TASK BRIEF. Print every entry, word for word, and skip the images.

================

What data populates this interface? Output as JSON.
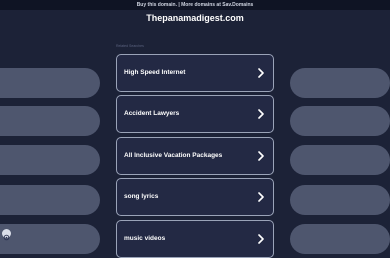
{
  "topbar": {
    "text": "Buy this domain. | More domains at Sav.Domains"
  },
  "header": {
    "domain": "Thepanamadigest.com"
  },
  "section": {
    "related_label": "Related Searches"
  },
  "links": [
    {
      "label": "High Speed Internet"
    },
    {
      "label": "Accident Lawyers"
    },
    {
      "label": "All Inclusive Vacation Packages"
    },
    {
      "label": "song lyrics"
    },
    {
      "label": "music videos"
    }
  ],
  "icons": {
    "chevron": "chevron-right-icon",
    "privacy": "privacy-icon"
  },
  "colors": {
    "background": "#1c2237",
    "card_border": "#9aa3b8",
    "side_pill": "#4e566e"
  }
}
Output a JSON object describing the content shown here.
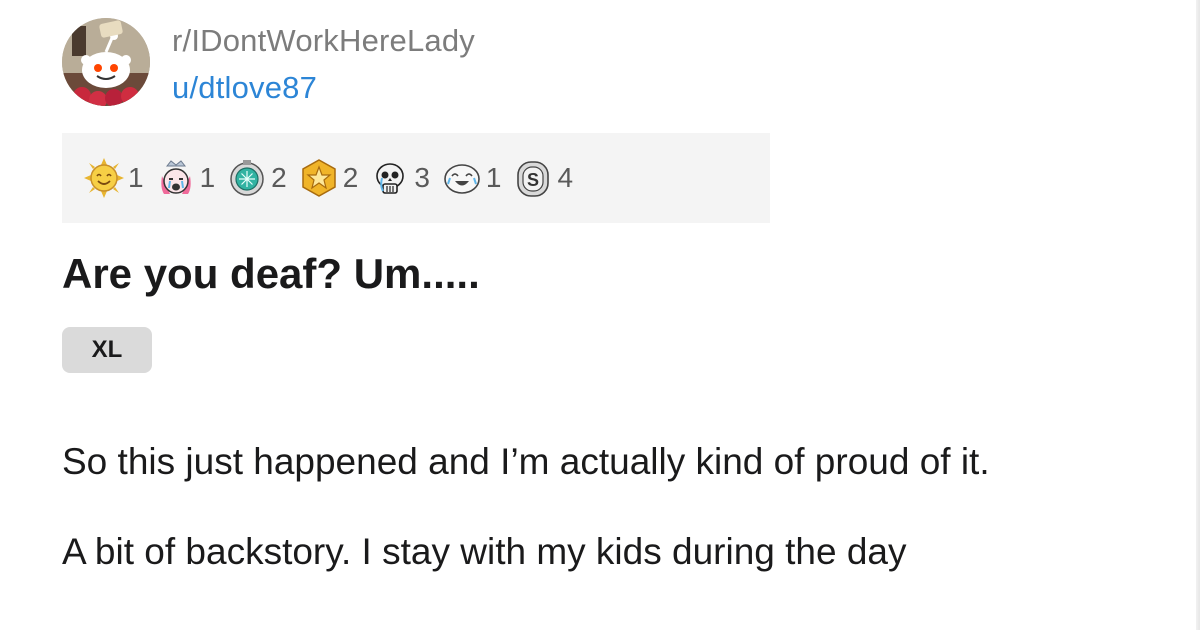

================

OUTPUT OF THE EXERCISE.
What data populates this interface? Output as JSON.
{
  "topbar": {
    "text": "Buy this domain. | More domains at Sav.Domains"
  },
  "header": {
    "domain": "Thepanamadigest.com"
  },
  "section": {
    "related_label": "Related Searches"
  },
  "links": [
    {
      "label": "High Speed Internet"
    },
    {
      "label": "Accident Lawyers"
    },
    {
      "label": "All Inclusive Vacation Packages"
    },
    {
      "label": "song lyrics"
    },
    {
      "label": "music videos"
    }
  ],
  "icons": {
    "chevron": "chevron-right-icon",
    "privacy": "privacy-icon"
  },
  "colors": {
    "background": "#1c2237",
    "card_border": "#9aa3b8",
    "side_pill": "#4e566e"
  }
}
Output a JSON object describing the content shown here.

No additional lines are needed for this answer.